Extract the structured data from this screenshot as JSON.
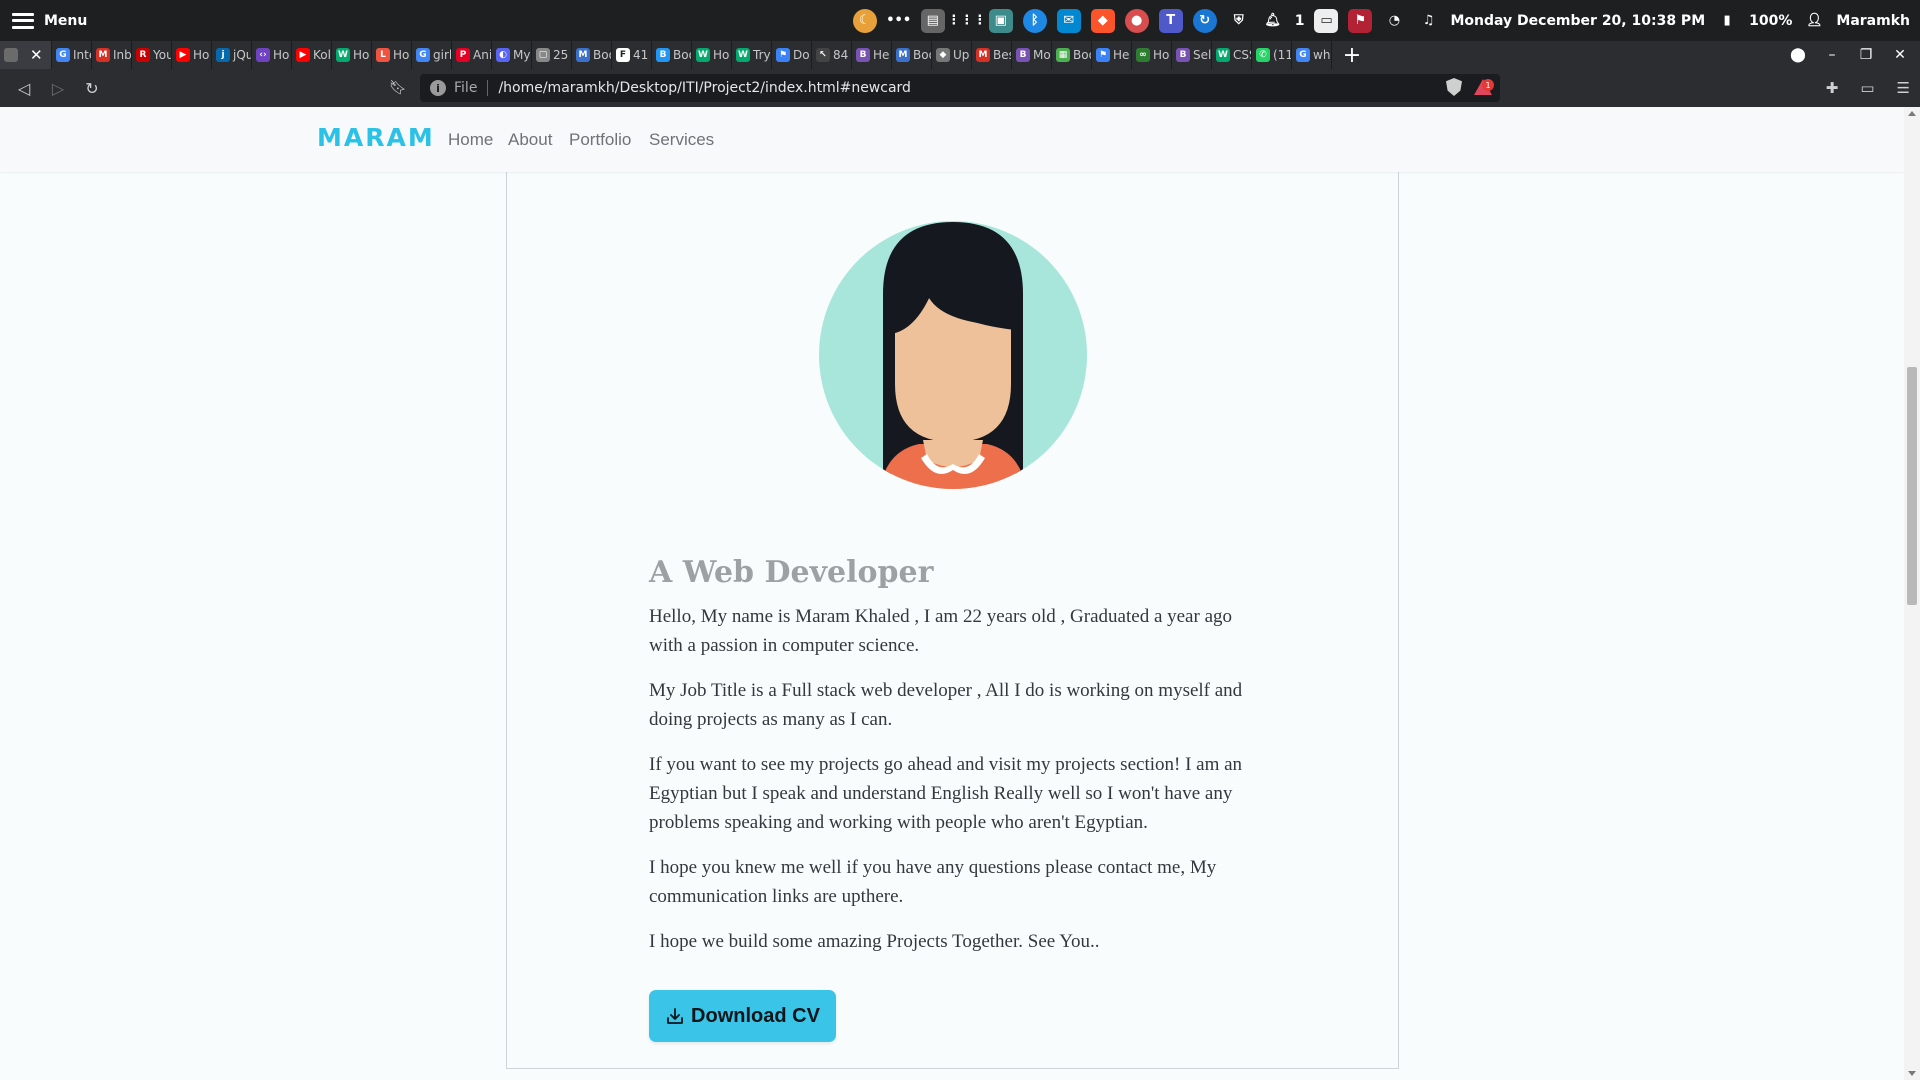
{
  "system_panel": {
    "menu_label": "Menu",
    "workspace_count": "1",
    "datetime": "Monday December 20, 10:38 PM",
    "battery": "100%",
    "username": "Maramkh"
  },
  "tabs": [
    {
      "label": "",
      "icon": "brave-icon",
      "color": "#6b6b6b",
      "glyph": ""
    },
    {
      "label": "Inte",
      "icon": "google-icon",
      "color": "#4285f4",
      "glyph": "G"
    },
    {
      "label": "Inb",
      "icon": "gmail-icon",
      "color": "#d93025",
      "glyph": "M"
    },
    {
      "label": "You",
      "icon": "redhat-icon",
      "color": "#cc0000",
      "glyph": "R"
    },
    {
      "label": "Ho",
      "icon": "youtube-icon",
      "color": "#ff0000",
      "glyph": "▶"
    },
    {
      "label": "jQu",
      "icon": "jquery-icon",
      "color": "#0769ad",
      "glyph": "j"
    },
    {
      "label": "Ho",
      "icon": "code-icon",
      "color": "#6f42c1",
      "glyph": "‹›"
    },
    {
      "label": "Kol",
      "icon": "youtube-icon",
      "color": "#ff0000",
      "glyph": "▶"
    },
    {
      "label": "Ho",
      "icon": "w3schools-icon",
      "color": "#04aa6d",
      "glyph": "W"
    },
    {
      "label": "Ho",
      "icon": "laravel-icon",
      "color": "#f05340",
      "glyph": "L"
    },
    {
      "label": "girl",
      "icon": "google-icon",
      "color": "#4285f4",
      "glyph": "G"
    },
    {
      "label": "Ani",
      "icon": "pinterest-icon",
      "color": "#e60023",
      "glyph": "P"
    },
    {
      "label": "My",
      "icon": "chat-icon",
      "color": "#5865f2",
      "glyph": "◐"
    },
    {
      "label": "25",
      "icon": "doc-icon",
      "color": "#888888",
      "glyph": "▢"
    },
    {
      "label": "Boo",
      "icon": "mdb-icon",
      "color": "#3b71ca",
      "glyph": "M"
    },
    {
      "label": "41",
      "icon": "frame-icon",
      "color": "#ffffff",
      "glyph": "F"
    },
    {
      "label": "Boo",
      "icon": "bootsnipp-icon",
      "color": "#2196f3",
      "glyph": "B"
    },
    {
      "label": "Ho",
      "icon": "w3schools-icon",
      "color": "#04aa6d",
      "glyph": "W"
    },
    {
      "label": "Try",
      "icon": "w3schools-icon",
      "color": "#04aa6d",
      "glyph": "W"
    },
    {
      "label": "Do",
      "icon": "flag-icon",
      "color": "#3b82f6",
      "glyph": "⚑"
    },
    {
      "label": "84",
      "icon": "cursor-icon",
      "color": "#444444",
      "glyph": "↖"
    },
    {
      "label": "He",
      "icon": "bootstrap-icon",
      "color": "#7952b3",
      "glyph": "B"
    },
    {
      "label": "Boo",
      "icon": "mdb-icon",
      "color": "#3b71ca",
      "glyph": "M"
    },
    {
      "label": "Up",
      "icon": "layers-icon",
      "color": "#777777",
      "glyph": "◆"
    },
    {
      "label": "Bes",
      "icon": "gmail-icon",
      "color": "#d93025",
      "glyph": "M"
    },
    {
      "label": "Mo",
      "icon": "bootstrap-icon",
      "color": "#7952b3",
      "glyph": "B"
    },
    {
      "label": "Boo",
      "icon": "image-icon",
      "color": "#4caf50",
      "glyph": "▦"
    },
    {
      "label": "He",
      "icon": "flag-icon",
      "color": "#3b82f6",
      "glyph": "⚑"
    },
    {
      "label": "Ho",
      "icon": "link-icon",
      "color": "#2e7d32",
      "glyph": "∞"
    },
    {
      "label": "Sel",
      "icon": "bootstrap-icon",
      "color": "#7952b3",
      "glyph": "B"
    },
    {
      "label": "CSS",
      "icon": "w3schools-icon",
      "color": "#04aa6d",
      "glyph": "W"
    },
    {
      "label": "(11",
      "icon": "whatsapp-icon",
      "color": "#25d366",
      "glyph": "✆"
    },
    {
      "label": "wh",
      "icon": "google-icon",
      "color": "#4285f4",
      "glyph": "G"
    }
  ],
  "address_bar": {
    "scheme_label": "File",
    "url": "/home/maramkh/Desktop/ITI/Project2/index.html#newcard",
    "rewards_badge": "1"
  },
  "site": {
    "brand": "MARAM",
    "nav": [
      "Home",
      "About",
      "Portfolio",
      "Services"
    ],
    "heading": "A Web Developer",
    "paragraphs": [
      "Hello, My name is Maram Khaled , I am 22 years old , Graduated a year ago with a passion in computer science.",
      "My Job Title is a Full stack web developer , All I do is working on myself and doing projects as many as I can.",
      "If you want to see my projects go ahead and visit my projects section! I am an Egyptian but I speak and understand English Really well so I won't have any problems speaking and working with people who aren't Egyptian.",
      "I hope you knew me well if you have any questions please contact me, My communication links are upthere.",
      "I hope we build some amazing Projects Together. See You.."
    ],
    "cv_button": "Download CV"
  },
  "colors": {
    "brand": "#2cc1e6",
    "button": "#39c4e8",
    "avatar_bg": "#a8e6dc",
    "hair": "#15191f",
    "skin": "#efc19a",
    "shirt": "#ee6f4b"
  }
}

********

- [Task description] Examine the listing and say how many of its lines contain the string "with". Give the number alone.

- [Finished exercise] 2